# RECORDS SHOWN:
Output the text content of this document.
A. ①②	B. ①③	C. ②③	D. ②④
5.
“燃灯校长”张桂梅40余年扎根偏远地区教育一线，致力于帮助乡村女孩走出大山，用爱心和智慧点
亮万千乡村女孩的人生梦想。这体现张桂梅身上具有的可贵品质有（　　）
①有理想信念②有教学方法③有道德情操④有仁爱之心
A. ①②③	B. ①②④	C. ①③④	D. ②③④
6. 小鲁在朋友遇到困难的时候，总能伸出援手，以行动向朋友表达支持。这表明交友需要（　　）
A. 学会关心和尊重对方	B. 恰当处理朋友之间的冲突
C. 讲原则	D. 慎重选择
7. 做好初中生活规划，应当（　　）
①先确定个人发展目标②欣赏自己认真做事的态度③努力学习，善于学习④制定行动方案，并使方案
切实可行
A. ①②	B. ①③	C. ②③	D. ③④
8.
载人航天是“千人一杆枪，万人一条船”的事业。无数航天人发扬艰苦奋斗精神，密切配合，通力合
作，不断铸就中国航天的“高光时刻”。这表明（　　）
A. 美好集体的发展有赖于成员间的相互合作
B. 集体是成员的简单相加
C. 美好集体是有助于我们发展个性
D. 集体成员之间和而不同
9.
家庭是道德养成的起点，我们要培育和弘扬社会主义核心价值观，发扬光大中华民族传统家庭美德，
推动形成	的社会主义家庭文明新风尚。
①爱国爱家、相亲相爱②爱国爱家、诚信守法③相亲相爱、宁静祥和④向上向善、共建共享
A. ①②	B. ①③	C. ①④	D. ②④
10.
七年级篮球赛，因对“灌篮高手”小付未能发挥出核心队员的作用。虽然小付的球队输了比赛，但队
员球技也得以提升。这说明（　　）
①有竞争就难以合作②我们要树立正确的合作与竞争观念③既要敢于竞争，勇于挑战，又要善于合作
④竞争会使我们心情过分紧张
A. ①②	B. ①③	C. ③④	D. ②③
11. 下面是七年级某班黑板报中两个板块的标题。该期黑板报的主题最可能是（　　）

# DIRECTION:
Repeat the records above exactly as they appear.

# THE ANSWER:
Output the text content of this document.
A. ①②	B. ①③	C. ②③	D. ②④
5.
“燃灯校长”张桂梅40余年扎根偏远地区教育一线，致力于帮助乡村女孩走出大山，用爱心和智慧点
亮万千乡村女孩的人生梦想。这体现张桂梅身上具有的可贵品质有（　　）
①有理想信念②有教学方法③有道德情操④有仁爱之心
A. ①②③	B. ①②④	C. ①③④	D. ②③④
6. 小鲁在朋友遇到困难的时候，总能伸出援手，以行动向朋友表达支持。这表明交友需要（　　）
A. 学会关心和尊重对方	B. 恰当处理朋友之间的冲突
C. 讲原则	D. 慎重选择
7. 做好初中生活规划，应当（　　）
①先确定个人发展目标②欣赏自己认真做事的态度③努力学习，善于学习④制定行动方案，并使方案
切实可行
A. ①②	B. ①③	C. ②③	D. ③④
8.
载人航天是“千人一杆枪，万人一条船”的事业。无数航天人发扬艰苦奋斗精神，密切配合，通力合
作，不断铸就中国航天的“高光时刻”。这表明（　　）
A. 美好集体的发展有赖于成员间的相互合作
B. 集体是成员的简单相加
C. 美好集体是有助于我们发展个性
D. 集体成员之间和而不同
9.
家庭是道德养成的起点，我们要培育和弘扬社会主义核心价值观，发扬光大中华民族传统家庭美德，
推动形成	的社会主义家庭文明新风尚。
①爱国爱家、相亲相爱②爱国爱家、诚信守法③相亲相爱、宁静祥和④向上向善、共建共享
A. ①②	B. ①③	C. ①④	D. ②④
10.
七年级篮球赛，因对“灌篮高手”小付未能发挥出核心队员的作用。虽然小付的球队输了比赛，但队
员球技也得以提升。这说明（　　）
①有竞争就难以合作②我们要树立正确的合作与竞争观念③既要敢于竞争，勇于挑战，又要善于合作
④竞争会使我们心情过分紧张
A. ①②	B. ①③	C. ③④	D. ②③
11. 下面是七年级某班黑板报中两个板块的标题。该期黑板报的主题最可能是（　　）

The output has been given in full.